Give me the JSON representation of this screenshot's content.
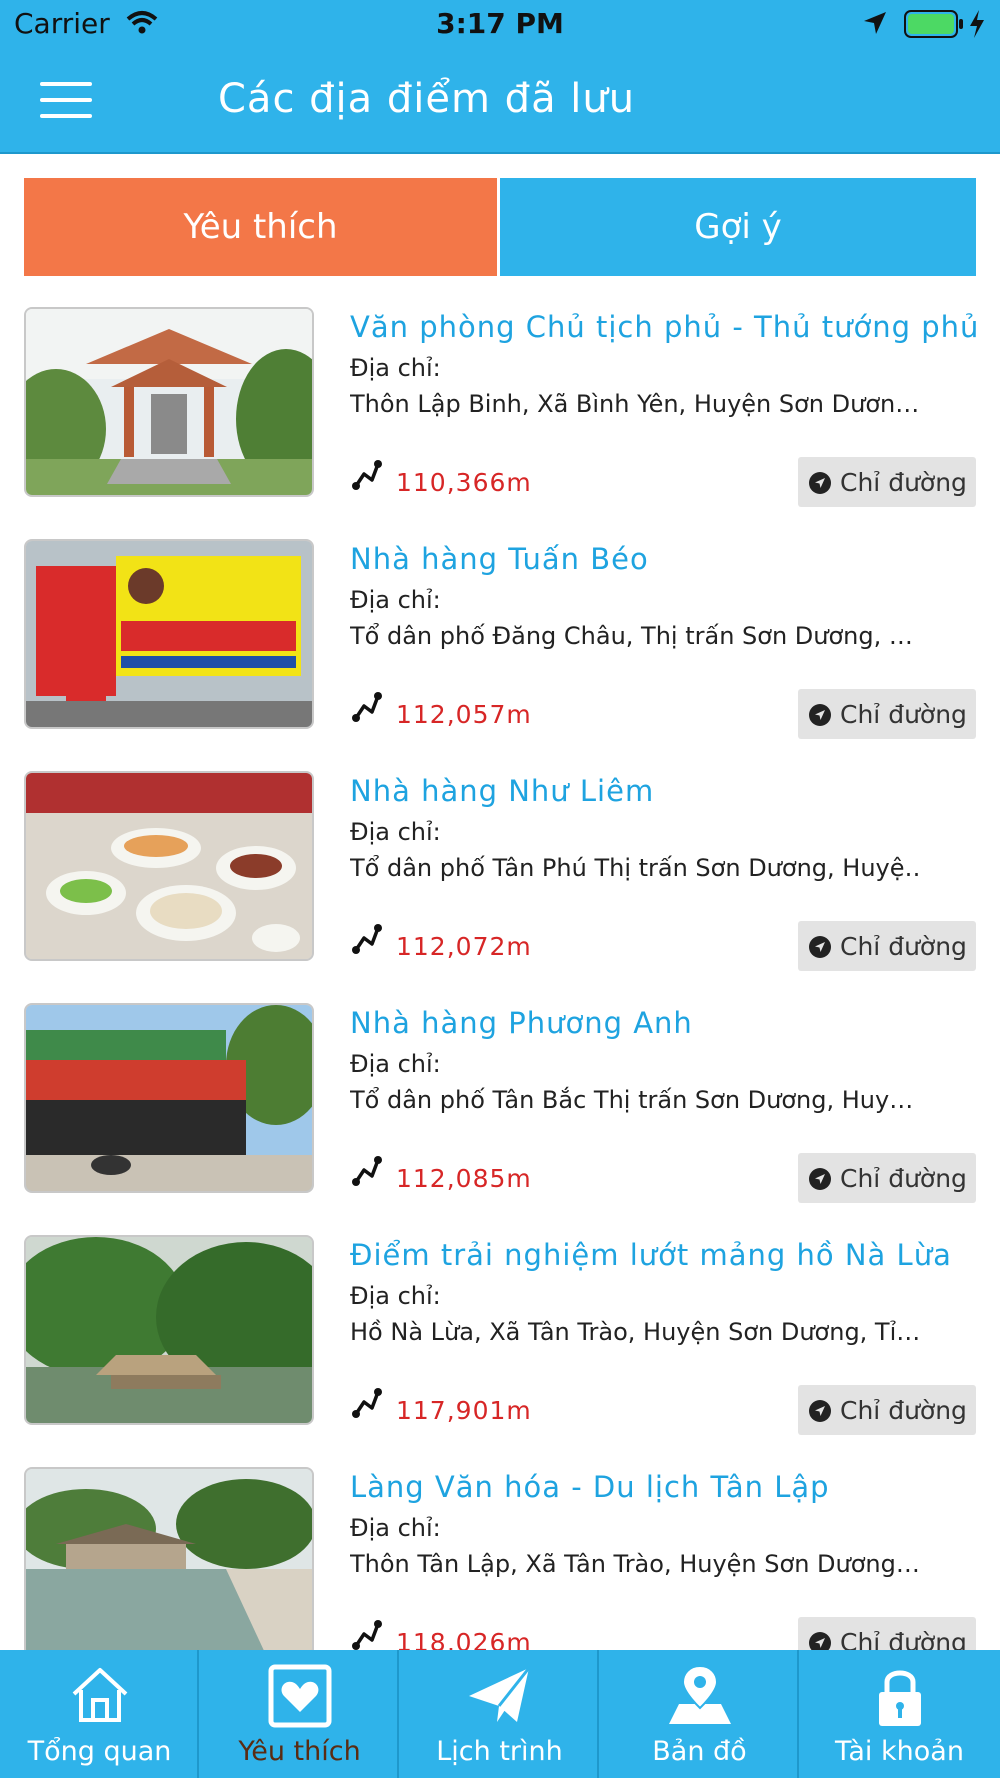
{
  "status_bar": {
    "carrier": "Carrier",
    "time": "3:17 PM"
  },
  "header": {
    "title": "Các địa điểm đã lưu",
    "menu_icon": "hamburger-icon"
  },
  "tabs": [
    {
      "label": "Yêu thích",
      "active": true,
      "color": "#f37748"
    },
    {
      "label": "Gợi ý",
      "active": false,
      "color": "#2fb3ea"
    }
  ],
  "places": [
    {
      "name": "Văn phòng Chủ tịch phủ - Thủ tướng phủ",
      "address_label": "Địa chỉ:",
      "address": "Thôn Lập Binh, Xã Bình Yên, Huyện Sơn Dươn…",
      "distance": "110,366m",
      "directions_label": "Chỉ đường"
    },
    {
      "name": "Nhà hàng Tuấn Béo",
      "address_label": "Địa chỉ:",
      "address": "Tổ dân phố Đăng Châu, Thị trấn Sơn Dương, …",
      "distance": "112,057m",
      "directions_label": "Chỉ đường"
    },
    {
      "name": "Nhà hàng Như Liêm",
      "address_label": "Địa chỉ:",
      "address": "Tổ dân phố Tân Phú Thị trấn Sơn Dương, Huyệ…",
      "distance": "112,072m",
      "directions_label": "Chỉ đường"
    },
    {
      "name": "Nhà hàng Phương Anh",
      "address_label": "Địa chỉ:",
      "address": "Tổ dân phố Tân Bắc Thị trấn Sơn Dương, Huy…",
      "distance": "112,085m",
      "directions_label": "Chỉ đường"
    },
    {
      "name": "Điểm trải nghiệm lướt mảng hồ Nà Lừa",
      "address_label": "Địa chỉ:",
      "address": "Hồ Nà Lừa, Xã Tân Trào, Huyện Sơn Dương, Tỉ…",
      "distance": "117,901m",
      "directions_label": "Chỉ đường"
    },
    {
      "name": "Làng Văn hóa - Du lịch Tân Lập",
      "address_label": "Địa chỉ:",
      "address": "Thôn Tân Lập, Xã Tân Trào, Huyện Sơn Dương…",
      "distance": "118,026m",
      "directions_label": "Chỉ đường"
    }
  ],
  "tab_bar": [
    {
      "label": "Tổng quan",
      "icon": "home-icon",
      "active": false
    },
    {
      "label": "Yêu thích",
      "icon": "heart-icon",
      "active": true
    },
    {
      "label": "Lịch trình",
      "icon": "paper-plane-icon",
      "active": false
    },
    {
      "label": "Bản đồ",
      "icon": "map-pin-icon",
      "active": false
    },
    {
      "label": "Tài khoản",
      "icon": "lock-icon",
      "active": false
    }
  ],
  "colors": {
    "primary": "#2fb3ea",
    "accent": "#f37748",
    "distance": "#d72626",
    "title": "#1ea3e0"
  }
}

Exercise aim:
Go through the listing above and write it out again exactly, dropping the pictures.

Complete answer:
Give me the JSON representation of this screenshot's content.
{
  "status_bar": {
    "carrier": "Carrier",
    "time": "3:17 PM"
  },
  "header": {
    "title": "Các địa điểm đã lưu",
    "menu_icon": "hamburger-icon"
  },
  "tabs": [
    {
      "label": "Yêu thích",
      "active": true,
      "color": "#f37748"
    },
    {
      "label": "Gợi ý",
      "active": false,
      "color": "#2fb3ea"
    }
  ],
  "places": [
    {
      "name": "Văn phòng Chủ tịch phủ - Thủ tướng phủ",
      "address_label": "Địa chỉ:",
      "address": "Thôn Lập Binh, Xã Bình Yên, Huyện Sơn Dươn…",
      "distance": "110,366m",
      "directions_label": "Chỉ đường"
    },
    {
      "name": "Nhà hàng Tuấn Béo",
      "address_label": "Địa chỉ:",
      "address": "Tổ dân phố Đăng Châu, Thị trấn Sơn Dương, …",
      "distance": "112,057m",
      "directions_label": "Chỉ đường"
    },
    {
      "name": "Nhà hàng Như Liêm",
      "address_label": "Địa chỉ:",
      "address": "Tổ dân phố Tân Phú Thị trấn Sơn Dương, Huyệ…",
      "distance": "112,072m",
      "directions_label": "Chỉ đường"
    },
    {
      "name": "Nhà hàng Phương Anh",
      "address_label": "Địa chỉ:",
      "address": "Tổ dân phố Tân Bắc Thị trấn Sơn Dương, Huy…",
      "distance": "112,085m",
      "directions_label": "Chỉ đường"
    },
    {
      "name": "Điểm trải nghiệm lướt mảng hồ Nà Lừa",
      "address_label": "Địa chỉ:",
      "address": "Hồ Nà Lừa, Xã Tân Trào, Huyện Sơn Dương, Tỉ…",
      "distance": "117,901m",
      "directions_label": "Chỉ đường"
    },
    {
      "name": "Làng Văn hóa - Du lịch Tân Lập",
      "address_label": "Địa chỉ:",
      "address": "Thôn Tân Lập, Xã Tân Trào, Huyện Sơn Dương…",
      "distance": "118,026m",
      "directions_label": "Chỉ đường"
    }
  ],
  "tab_bar": [
    {
      "label": "Tổng quan",
      "icon": "home-icon",
      "active": false
    },
    {
      "label": "Yêu thích",
      "icon": "heart-icon",
      "active": true
    },
    {
      "label": "Lịch trình",
      "icon": "paper-plane-icon",
      "active": false
    },
    {
      "label": "Bản đồ",
      "icon": "map-pin-icon",
      "active": false
    },
    {
      "label": "Tài khoản",
      "icon": "lock-icon",
      "active": false
    }
  ],
  "colors": {
    "primary": "#2fb3ea",
    "accent": "#f37748",
    "distance": "#d72626",
    "title": "#1ea3e0"
  }
}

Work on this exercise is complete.